**Written request**
Find the lines below that contain the word "side" and count them. Only the number should be given.

# # # #

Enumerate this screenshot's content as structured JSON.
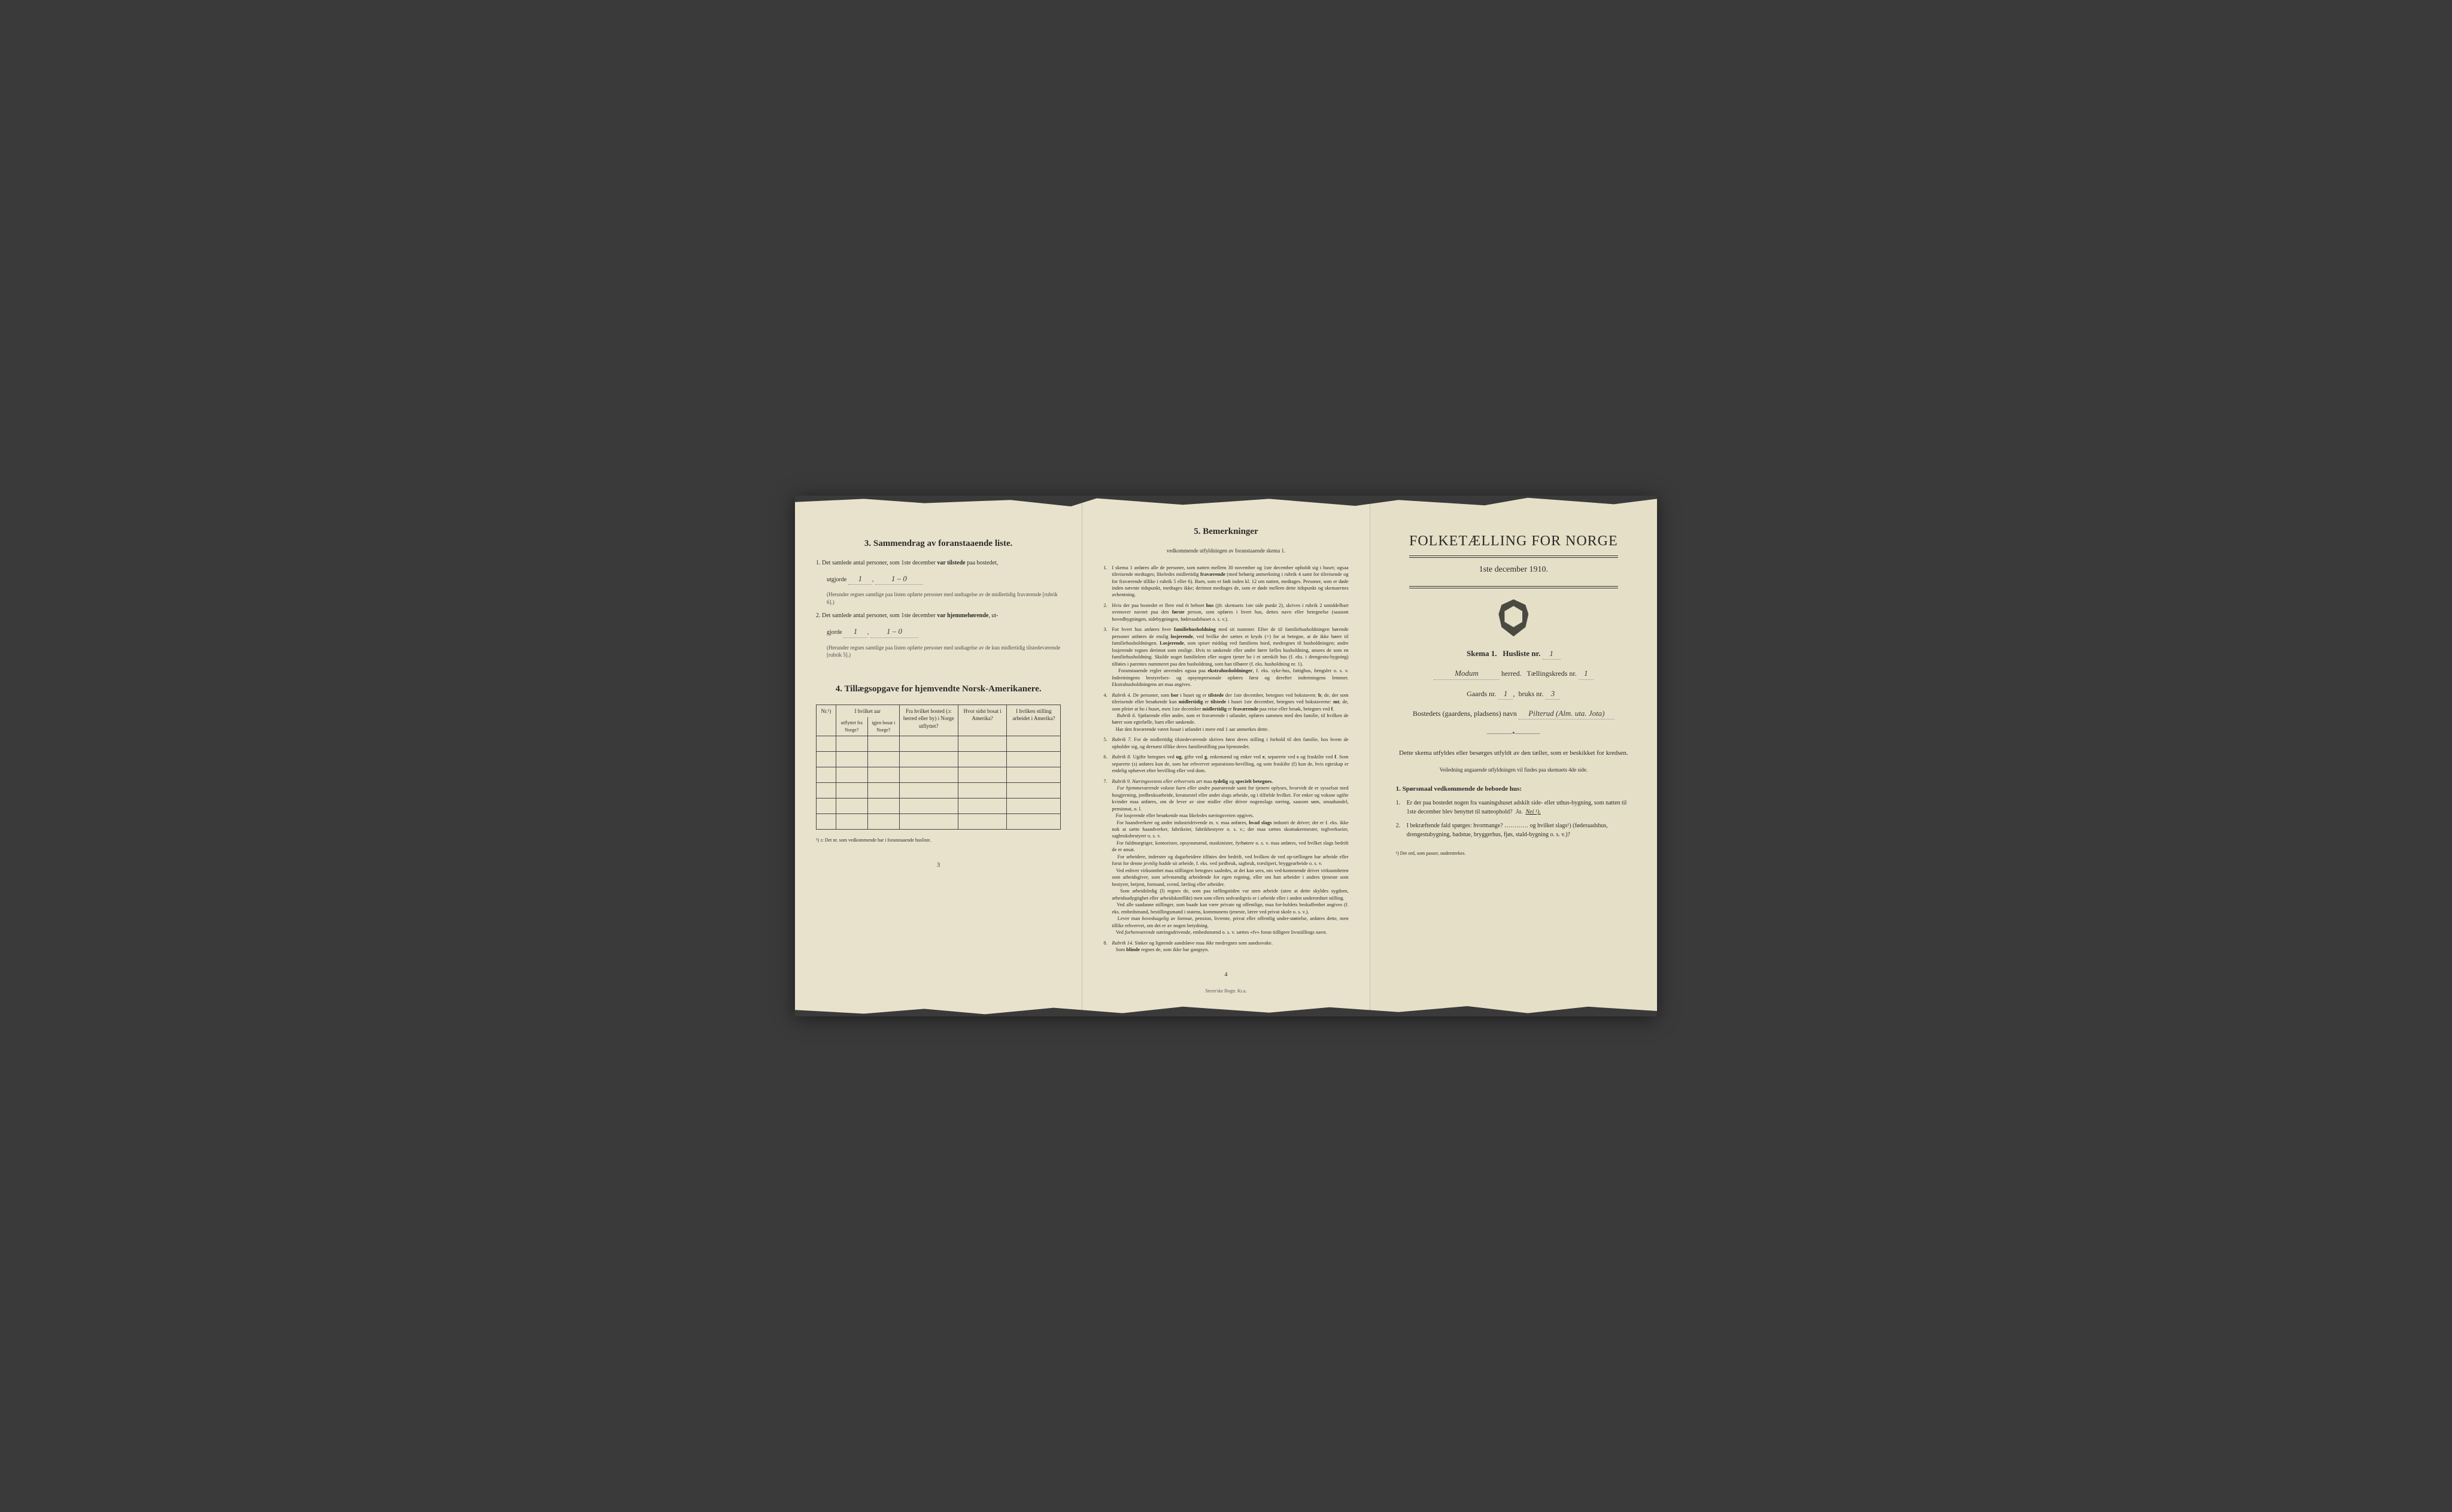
{
  "colors": {
    "paper": "#e8e2cd",
    "paper_right": "#e6dfc8",
    "ink": "#2a2a28",
    "bg": "#3a3a3a",
    "rule": "#444444"
  },
  "left": {
    "section3_title": "3.  Sammendrag av foranstaaende liste.",
    "q1_text_a": "1.  Det samlede antal personer, som 1ste december",
    "q1_bold": "var tilstede",
    "q1_text_b": "paa bostedet,",
    "utgjorde": "utgjorde",
    "q1_val1": "1",
    "q1_val2": "1 – 0",
    "q1_note": "(Herunder regnes samtlige paa listen opførte personer med undtagelse av de midlertidig fraværende [rubrik 6].)",
    "q2_text_a": "2.  Det samlede antal personer, som 1ste december",
    "q2_bold": "var hjemmehørende",
    "q2_text_b": ", ut-",
    "q2_line2": "gjorde",
    "q2_val1": "1",
    "q2_val2": "1 – 0",
    "q2_note": "(Herunder regnes samtlige paa listen opførte personer med undtagelse av de kun midlertidig tilstedeværende [rubrik 5].)",
    "section4_title": "4.  Tillægsopgave for hjemvendte Norsk-Amerikanere.",
    "table": {
      "col_nr": "Nr.¹)",
      "col_group": "I hvilket aar",
      "col_out": "utflyttet fra Norge?",
      "col_back": "igjen bosat i Norge?",
      "col_from": "Fra hvilket bosted (ɔ: herred eller by) i Norge utflyttet?",
      "col_last": "Hvor sidst bosat i Amerika?",
      "col_job": "I hvilken stilling arbeidet i Amerika?",
      "row_count": 6
    },
    "footnote": "¹) ɔ: Det nr. som vedkommende har i foranstaaende husliste.",
    "pagenum": "3"
  },
  "center": {
    "title": "5.  Bemerkninger",
    "subhead": "vedkommende utfyldningen av foranstaaende skema 1.",
    "items": [
      "I skema 1 anføres alle de personer, som natten mellem 30 november og 1ste december opholdt sig i huset; ogsaa tilreisende medtages; likeledes midlertidig <b>fraværende</b> (med behørig anmerkning i rubrik 4 samt for tilreisende og for fraværende tillike i rubrik 5 eller 6). Barn, som er født inden kl. 12 om natten, medtages. Personer, som er døde inden nævnte tidspunkt, medtages ikke; derimot medtages de, som er døde mellem dette tidspunkt og skemaernes avhentning.",
      "Hvis der paa bostedet er flere end ét beboet <b>hus</b> (jfr. skemaets 1ste side punkt 2), skrives i rubrik 2 umiddelbart ovenover navnet paa den <b>første</b> person, som opføres i hvert hus, dettes navn eller betegnelse (saasom hovedbygningen, sidebygningen, føderaadshuset o. s. v.).",
      "For hvert hus anføres hver <b>familiehusholdning</b> med sit nummer. Efter de til familiehusholdningen hørende personer anføres de enslig <b>losjerende</b>, ved hvilke der sættes et kryds (×) for at betegne, at de ikke hører til familiehusholdningen. <b>Losjerende</b>, som spiser middag ved familiens bord, medregnes til husholdningen; andre losjerende regnes derimot som enslige. Hvis to søskende eller andre fører fælles husholdning, ansees de som en familiehusholdning. Skulde noget familielem eller nogen tjener bo i et særskilt hus (f. eks. i drengestu-bygning) tilføies i parentes nummeret paa den husholdning, som han tilhører (f. eks. husholdning nr. 1).<br>&nbsp;&nbsp;&nbsp;Foranstaaende regler anvendes ogsaa paa <b>ekstrahusholdninger</b>, f. eks. syke-hus, fattighus, fængsler o. s. v. Indretningens bestyrelses- og opsynspersonale opføres først og derefter indretningens lemmer. Ekstrahusholdningens art maa angives.",
      "<i>Rubrik 4.</i> De personer, som <b>bor</b> i huset og er <b>tilstede</b> der 1ste december, betegnes ved bokstaven: <b>b</b>; de, der som tilreisende eller besøkende kun <b>midlertidig</b> er <b>tilstede</b> i huset 1ste december, betegnes ved bokstaverne: <b>mt</b>; de, som pleier at bo i huset, men 1ste december <b>midlertidig</b> er <b>fraværende</b> paa reise eller besøk, betegnes ved <b>f</b>.<br>&nbsp;&nbsp;&nbsp;<i>Rubrik 6.</i> Sjøfarende eller andre, som er fraværende i utlandet, opføres sammen med den familie, til hvilken de hører som egtefælle, barn eller søskende.<br>&nbsp;&nbsp;&nbsp;Har den fraværende været <i>bosat</i> i utlandet i mere end 1 aar anmerkes dette.",
      "<i>Rubrik 7.</i> For de midlertidig tilstedeværende skrives først deres stilling i forhold til den familie, hos hvem de opholder sig, og dernæst tillike deres familiestilling paa hjemstedet.",
      "<i>Rubrik 8.</i> Ugifte betegnes ved <b>ug</b>, gifte ved <b>g</b>, enkemænd og enker ved <b>e</b>, separerte ved <b>s</b> og fraskilte ved <b>f</b>. Som separerte (s) anføres kun de, som har erhvervet separations-bevilling, og som fraskilte (f) kun de, hvis egteskap er endelig ophævet efter bevilling eller ved dom.",
      "<i>Rubrik 9.</i> <i>Næringsveiens eller erhvervets art</i> maa <b>tydelig</b> og <b>specielt betegnes.</b><br>&nbsp;&nbsp;&nbsp;<i>For hjemmeværende voksne barn eller andre paarørende</i> samt for tjenere oplyses, hvorvidt de er sysselsat med husgjerning, jordbruksarbeide, kreaturstel eller andet slags arbeide, og i tilfælde hvilket. For enker og voksne ugifte kvinder maa anføres, om de lever av sine midler eller driver nogenslags næring, saasom søm, smaahandel, pensionat, o. l.<br>&nbsp;&nbsp;&nbsp;For losjerende eller besøkende maa likeledes næringsveien opgives.<br>&nbsp;&nbsp;&nbsp;For haandverkere og andre industridrivende m. v. maa anføres, <b>hvad slags</b> industri de driver; det er f. eks. ikke nok at sætte haandverker, fabrikeier, fabrikbestyrer o. s. v.; der maa sættes skomakermester, teglverkseier, sagbruksbestyrer o. s. v.<br>&nbsp;&nbsp;&nbsp;For fuldmægtiger, kontorister, opsynsmænd, maskinister, fyrbøtere o. s. v. maa anføres, ved hvilket slags bedrift de er ansat.<br>&nbsp;&nbsp;&nbsp;For arbeidere, inderster og dagarbeidere tilføies den bedrift, ved hvilken de ved op-tællingen har arbeide eller forut for denne <i>jevnlig hadde</i> sit arbeide, f. eks. ved jordbruk, sagbruk, træsliperi, bryggearbeide o. s. v.<br>&nbsp;&nbsp;&nbsp;Ved enhver virksomhet maa stillingen betegnes saaledes, at det kan sees, om ved-kommende driver virksomheten som arbeidsgiver, som selvstændig arbeidende for egen regning, eller om han arbeider i andres tjeneste som bestyrer, betjent, formand, svend, lærling eller arbeider.<br>&nbsp;&nbsp;&nbsp;Som arbeidsledig (l) regnes de, som paa tællingstiden var uten arbeide (uten at dette skyldes sygdom, arbeidsudygtighet eller arbeidskonflikt) men som ellers sedvanligvis er i arbeide eller i anden underordnet stilling.<br>&nbsp;&nbsp;&nbsp;Ved alle saadanne stillinger, som baade kan være private og offentlige, maa for-holdets beskaffenhet angives (f. eks. embedsmand, bestillingsmand i statens, kommunens tjeneste, lærer ved privat skole o. s. v.).<br>&nbsp;&nbsp;&nbsp;Lever man <i>hovedsagelig</i> av formue, pension, livrente, privat eller offentlig under-støttelse, anføres dette, men tillike erhvervet, om det er av nogen betydning.<br>&nbsp;&nbsp;&nbsp;Ved <i>forhenværende</i> næringsdrivende, embedsmænd o. s. v. sættes «fv» foran tidligere livsstillings navn.",
      "<i>Rubrik 14.</i> Sinker og lignende aandsløve maa <i>ikke</i> medregnes som aandssvake.<br>&nbsp;&nbsp;&nbsp;Som <b>blinde</b> regnes de, som ikke har gangsyn."
    ],
    "pagenum": "4",
    "credit": "Steen'ske Bogtr.  Kr.a."
  },
  "right": {
    "title": "FOLKETÆLLING FOR NORGE",
    "date": "1ste december 1910.",
    "skema_label_a": "Skema 1.",
    "skema_label_b": "Husliste nr.",
    "husliste_nr": "1",
    "herred_val": "Modum",
    "herred_label": "herred.",
    "kreds_label": "Tællingskreds nr.",
    "kreds_val": "1",
    "gaards_label": "Gaards nr.",
    "gaards_val": "1",
    "bruks_label": "bruks nr.",
    "bruks_val": "3",
    "bosted_label": "Bostedets (gaardens, pladsens) navn",
    "bosted_val": "Pilterud (Alm. uta. Jota)",
    "instr": "Dette skema utfyldes eller besørges utfyldt av den tæller, som er beskikket for kredsen.",
    "instr_sub": "Veiledning angaaende utfyldningen vil findes paa skemaets 4de side.",
    "q_lead": "1. Spørsmaal vedkommende de beboede hus:",
    "q1": "Er der paa bostedet nogen fra vaaningshuset adskilt side- eller uthus-bygning, som natten til 1ste december blev benyttet til natteophold?",
    "q1_ja": "Ja.",
    "q1_nei": "Nei ¹).",
    "q2": "I bekræftende fald spørges: hvormange? ………… og hvilket slags¹) (føderaadshus, drengestubygning, badstue, bryggerhus, fjøs, stald-bygning o. s. v.)?",
    "bottom_note": "¹) Det ord, som passer, understrekes."
  }
}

# # # #

**Worked solution**
3